**WHAT NEEDS TO BE DONE:** Repeat the data below exactly, dropping any pictures it holds.
— start —
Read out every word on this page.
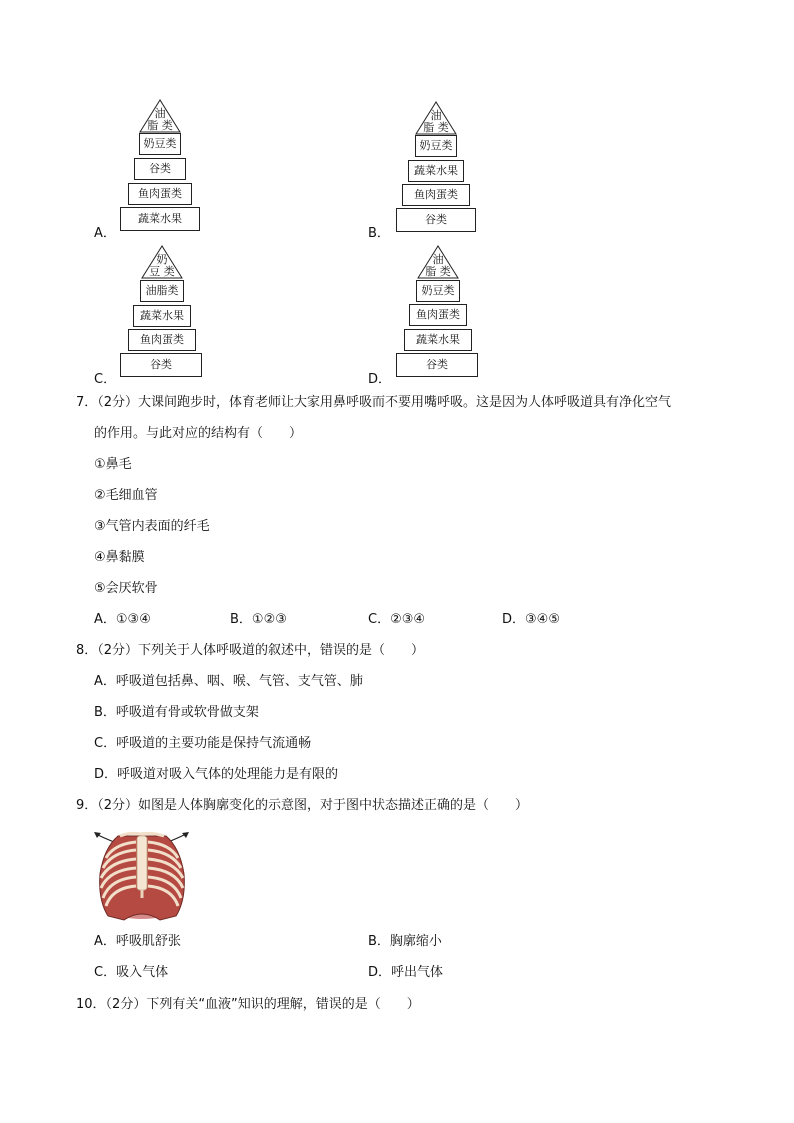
油
脂 类
奶豆类
谷类
鱼肉蛋类
蔬菜水果
A．
油
脂 类
奶豆类
蔬菜水果
鱼肉蛋类
谷类
B．
奶
豆 类
油脂类
蔬菜水果
鱼肉蛋类
谷类
C．
油
脂 类
奶豆类
鱼肉蛋类
蔬菜水果
谷类
D．
7．（2分）大课间跑步时，体育老师让大家用鼻呼吸而不要用嘴呼吸。这是因为人体呼吸道具有净化空气
的作用。与此对应的结构有（　　）
①鼻毛
②毛细血管
③气管内表面的纤毛
④鼻黏膜
⑤会厌软骨
A．①③④	B．①②③	C．②③④	D．③④⑤
8．（2分）下列关于人体呼吸道的叙述中，错误的是（　　）
A．呼吸道包括鼻、咽、喉、气管、支气管、肺
B．呼吸道有骨或软骨做支架
C．呼吸道的主要功能是保持气流通畅
D．呼吸道对吸入气体的处理能力是有限的
9．（2分）如图是人体胸廓变化的示意图，对于图中状态描述正确的是（　　）
A．呼吸肌舒张	B．胸廓缩小
C．吸入气体	D．呼出气体
10．（2分）下列有关“血液”知识的理解，错误的是（　　）
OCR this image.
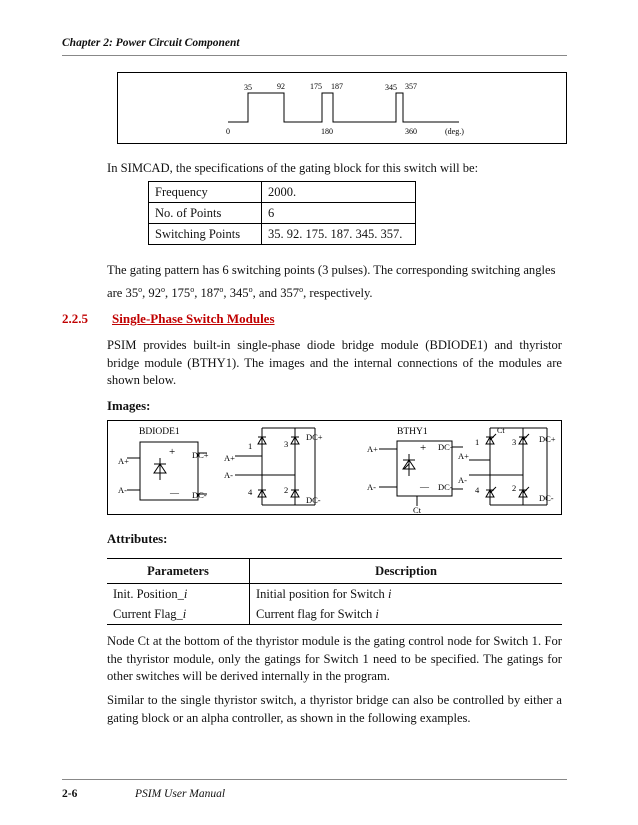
Chapter 2: Power Circuit Component
35	92	175 187	345 357
0	180	360	(deg.)
In SIMCAD, the specifications of the gating block for this switch will be:
Frequency	2000.
No. of Points	6
Switching Points	35. 92. 175. 187. 345. 357.
The gating pattern has 6 switching points (3 pulses). The corresponding switching angles
are 35$^o$, 92$^o$, 175$^o$, 187$^o$, 345$^o$, and 357$^o$, respectively.
2.2.5 Single-Phase Switch Modules
PSIM provides built-in single-phase diode bridge module (BDIODE1) and thyristor bridge module (BTHY1). The images and the internal connections of the modules are shown below.
Images:
BDIODE1
A+
A-
DC+
DC-
+
—
1	3
4	2
DC+
DC-
A+
A-
BTHY1
A+
A-
DC+
DC-
Ct
+
—
1
Ct
3
4	2
DC+
DC-
A+
A-
Attributes:
Parameters	Description
Init. Position_i	Initial position for Switch i
Current Flag_i	Current flag for Switch i
Node Ct at the bottom of the thyristor module is the gating control node for Switch 1. For the thyristor module, only the gatings for Switch 1 need to be specified. The gatings for other switches will be derived internally in the program.
Similar to the single thyristor switch, a thyristor bridge can also be controlled by either a gating block or an alpha controller, as shown in the following examples.
2-6	PSIM User Manual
— end —
**SOLUTION:**
Read out every word on this page.
油
脂 类
奶豆类
谷类
鱼肉蛋类
蔬菜水果
A．
油
脂 类
奶豆类
蔬菜水果
鱼肉蛋类
谷类
B．
奶
豆 类
油脂类
蔬菜水果
鱼肉蛋类
谷类
C．
油
脂 类
奶豆类
鱼肉蛋类
蔬菜水果
谷类
D．
7．（2分）大课间跑步时，体育老师让大家用鼻呼吸而不要用嘴呼吸。这是因为人体呼吸道具有净化空气
的作用。与此对应的结构有（　　）
①鼻毛
②毛细血管
③气管内表面的纤毛
④鼻黏膜
⑤会厌软骨
A．①③④	B．①②③	C．②③④	D．③④⑤
8．（2分）下列关于人体呼吸道的叙述中，错误的是（　　）
A．呼吸道包括鼻、咽、喉、气管、支气管、肺
B．呼吸道有骨或软骨做支架
C．呼吸道的主要功能是保持气流通畅
D．呼吸道对吸入气体的处理能力是有限的
9．（2分）如图是人体胸廓变化的示意图，对于图中状态描述正确的是（　　）
A．呼吸肌舒张	B．胸廓缩小
C．吸入气体	D．呼出气体
10．（2分）下列有关“血液”知识的理解，错误的是（　　）
OCR this image.
Chapter 2: Power Circuit Component
35	92	175 187	345 357
0	180	360	(deg.)
In SIMCAD, the specifications of the gating block for this switch will be:
Frequency	2000.
No. of Points	6
Switching Points	35. 92. 175. 187. 345. 357.
The gating pattern has 6 switching points (3 pulses). The corresponding switching angles
are 35$^o$, 92$^o$, 175$^o$, 187$^o$, 345$^o$, and 357$^o$, respectively.
2.2.5 Single-Phase Switch Modules
PSIM provides built-in single-phase diode bridge module (BDIODE1) and thyristor bridge module (BTHY1). The images and the internal connections of the modules are shown below.
Images:
BDIODE1
A+
A-
DC+
DC-
+
—
1	3
4	2
DC+
DC-
A+
A-
BTHY1
A+
A-
DC+
DC-
Ct
+
—
1
Ct
3
4	2
DC+
DC-
A+
A-
Attributes:
Parameters	Description
Init. Position_i	Initial position for Switch i
Current Flag_i	Current flag for Switch i
Node Ct at the bottom of the thyristor module is the gating control node for Switch 1. For the thyristor module, only the gatings for Switch 1 need to be specified. The gatings for other switches will be derived internally in the program.
Similar to the single thyristor switch, a thyristor bridge can also be controlled by either a gating block or an alpha controller, as shown in the following examples.
2-6	PSIM User Manual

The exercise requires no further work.